* **Problem description**
Show all lines from the listing below that contain "color".

* **Dataset records**

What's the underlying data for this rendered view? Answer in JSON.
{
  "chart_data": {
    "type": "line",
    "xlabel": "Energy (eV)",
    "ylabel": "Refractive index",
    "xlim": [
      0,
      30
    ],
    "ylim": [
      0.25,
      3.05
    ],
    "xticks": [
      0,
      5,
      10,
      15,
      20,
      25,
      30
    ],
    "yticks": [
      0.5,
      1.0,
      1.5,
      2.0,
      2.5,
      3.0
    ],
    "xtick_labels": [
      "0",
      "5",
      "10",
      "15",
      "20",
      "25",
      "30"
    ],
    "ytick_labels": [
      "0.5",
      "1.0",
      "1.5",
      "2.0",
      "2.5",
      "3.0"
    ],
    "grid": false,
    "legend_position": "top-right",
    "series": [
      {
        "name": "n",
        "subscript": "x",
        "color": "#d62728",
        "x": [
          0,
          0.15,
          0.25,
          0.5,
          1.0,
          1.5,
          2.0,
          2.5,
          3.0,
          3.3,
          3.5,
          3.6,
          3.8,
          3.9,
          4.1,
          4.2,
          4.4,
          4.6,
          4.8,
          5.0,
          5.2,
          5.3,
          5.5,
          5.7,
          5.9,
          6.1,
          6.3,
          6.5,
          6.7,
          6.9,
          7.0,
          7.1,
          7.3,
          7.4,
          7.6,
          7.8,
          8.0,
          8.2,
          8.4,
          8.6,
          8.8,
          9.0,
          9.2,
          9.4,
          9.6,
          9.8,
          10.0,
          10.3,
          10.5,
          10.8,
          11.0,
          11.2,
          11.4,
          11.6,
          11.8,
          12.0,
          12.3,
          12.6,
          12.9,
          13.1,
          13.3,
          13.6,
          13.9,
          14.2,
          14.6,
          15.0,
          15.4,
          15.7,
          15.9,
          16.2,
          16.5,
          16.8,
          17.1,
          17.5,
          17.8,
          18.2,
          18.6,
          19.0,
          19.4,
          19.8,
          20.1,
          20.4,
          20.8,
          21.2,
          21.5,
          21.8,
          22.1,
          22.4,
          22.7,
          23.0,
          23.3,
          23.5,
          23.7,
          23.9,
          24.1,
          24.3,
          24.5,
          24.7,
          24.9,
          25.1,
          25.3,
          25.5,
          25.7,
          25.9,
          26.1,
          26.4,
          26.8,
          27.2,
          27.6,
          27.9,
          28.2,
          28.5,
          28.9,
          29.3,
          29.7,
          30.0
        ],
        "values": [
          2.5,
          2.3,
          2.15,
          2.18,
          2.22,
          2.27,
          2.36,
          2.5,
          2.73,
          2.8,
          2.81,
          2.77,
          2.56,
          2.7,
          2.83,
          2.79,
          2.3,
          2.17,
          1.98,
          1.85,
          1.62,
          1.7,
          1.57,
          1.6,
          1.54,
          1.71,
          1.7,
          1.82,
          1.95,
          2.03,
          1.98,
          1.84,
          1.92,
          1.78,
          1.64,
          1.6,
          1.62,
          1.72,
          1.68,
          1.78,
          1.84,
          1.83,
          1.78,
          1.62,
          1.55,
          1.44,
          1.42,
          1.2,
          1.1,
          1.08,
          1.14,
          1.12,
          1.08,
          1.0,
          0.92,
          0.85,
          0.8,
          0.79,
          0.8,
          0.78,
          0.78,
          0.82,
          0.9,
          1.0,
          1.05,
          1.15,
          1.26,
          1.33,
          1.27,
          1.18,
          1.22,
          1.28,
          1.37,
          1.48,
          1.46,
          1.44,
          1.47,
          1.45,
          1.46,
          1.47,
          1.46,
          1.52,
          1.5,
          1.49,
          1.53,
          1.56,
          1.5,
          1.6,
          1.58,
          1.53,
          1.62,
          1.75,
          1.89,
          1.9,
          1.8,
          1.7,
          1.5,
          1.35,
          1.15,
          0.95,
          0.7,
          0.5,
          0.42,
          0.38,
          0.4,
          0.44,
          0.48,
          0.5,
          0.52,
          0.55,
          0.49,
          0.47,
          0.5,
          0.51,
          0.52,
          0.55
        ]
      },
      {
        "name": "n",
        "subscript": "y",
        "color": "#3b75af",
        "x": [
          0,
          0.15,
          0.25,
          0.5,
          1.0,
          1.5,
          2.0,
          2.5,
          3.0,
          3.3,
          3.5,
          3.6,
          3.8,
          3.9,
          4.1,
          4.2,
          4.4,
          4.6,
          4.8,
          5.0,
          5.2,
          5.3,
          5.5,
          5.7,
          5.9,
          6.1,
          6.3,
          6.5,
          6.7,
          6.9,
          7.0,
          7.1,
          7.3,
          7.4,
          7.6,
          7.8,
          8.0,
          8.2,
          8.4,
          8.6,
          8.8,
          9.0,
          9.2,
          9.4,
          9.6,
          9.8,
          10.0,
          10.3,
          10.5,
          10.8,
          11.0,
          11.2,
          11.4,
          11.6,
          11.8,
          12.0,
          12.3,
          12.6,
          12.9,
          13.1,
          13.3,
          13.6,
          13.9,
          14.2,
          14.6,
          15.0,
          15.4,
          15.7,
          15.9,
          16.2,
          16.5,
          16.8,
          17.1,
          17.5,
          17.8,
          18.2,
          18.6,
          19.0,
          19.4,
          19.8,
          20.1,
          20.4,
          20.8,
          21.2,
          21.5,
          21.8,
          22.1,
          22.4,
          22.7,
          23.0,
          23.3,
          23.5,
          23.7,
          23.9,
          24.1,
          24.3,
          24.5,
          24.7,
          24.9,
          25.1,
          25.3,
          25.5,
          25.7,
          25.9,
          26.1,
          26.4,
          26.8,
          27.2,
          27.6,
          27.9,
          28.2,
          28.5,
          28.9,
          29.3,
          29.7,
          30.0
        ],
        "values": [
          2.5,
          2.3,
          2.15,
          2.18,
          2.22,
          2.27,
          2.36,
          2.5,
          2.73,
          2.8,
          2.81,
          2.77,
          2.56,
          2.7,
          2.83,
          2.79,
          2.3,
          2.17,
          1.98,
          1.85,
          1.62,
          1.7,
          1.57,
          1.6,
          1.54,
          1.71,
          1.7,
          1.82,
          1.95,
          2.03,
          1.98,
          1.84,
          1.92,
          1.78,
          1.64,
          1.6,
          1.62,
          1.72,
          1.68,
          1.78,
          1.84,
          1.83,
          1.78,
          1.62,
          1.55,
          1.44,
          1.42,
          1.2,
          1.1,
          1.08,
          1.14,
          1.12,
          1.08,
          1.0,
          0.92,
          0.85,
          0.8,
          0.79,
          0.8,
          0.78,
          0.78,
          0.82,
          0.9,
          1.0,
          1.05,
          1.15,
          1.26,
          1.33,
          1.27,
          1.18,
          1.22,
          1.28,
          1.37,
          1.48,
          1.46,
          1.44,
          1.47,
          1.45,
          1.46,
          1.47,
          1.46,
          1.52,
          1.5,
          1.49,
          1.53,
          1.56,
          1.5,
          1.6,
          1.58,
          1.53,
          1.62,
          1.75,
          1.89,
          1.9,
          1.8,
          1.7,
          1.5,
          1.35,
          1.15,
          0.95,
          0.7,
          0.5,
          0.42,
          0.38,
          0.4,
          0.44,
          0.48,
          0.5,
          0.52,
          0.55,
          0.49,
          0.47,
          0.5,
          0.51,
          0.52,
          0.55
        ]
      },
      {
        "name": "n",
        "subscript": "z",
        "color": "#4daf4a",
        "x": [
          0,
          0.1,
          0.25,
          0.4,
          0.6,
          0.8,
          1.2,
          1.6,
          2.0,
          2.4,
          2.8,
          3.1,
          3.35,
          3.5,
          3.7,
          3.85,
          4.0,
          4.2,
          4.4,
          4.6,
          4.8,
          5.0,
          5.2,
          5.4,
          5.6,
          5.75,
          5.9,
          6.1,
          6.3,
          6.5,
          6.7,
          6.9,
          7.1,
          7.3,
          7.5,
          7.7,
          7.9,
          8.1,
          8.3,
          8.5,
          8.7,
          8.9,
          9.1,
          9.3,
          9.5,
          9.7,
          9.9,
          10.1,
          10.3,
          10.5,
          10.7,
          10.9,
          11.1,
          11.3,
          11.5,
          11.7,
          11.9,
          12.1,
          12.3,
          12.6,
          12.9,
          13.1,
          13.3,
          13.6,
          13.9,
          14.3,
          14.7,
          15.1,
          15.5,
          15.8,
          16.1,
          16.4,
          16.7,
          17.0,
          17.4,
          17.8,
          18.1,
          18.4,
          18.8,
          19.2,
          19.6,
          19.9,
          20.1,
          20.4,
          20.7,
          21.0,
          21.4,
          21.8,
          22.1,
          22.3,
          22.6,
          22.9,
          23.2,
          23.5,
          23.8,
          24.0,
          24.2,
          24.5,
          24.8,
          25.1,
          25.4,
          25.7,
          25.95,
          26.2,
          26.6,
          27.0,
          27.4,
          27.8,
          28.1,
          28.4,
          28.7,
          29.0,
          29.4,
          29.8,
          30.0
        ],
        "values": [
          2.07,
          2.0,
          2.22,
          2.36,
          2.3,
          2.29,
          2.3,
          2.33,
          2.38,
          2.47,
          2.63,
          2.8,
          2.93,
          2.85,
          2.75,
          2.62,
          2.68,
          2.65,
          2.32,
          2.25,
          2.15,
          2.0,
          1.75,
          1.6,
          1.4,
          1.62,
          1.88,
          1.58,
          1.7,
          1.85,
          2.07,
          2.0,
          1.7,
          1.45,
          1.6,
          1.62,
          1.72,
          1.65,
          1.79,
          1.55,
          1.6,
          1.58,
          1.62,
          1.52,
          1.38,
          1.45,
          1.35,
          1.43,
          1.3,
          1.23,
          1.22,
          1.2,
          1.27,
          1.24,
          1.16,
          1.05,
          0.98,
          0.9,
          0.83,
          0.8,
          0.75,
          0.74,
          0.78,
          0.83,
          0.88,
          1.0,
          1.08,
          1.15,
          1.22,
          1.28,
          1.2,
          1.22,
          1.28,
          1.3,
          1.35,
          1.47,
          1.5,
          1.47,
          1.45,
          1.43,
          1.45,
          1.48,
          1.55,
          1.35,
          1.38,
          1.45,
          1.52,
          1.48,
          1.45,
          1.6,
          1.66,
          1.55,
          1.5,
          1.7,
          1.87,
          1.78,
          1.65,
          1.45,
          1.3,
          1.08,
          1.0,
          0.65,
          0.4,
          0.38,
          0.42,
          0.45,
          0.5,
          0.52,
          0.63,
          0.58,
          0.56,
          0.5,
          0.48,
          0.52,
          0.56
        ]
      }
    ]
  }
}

* **Expected output**
        "color": "#d62728",
        "color": "#3b75af",
        "color": "#4daf4a",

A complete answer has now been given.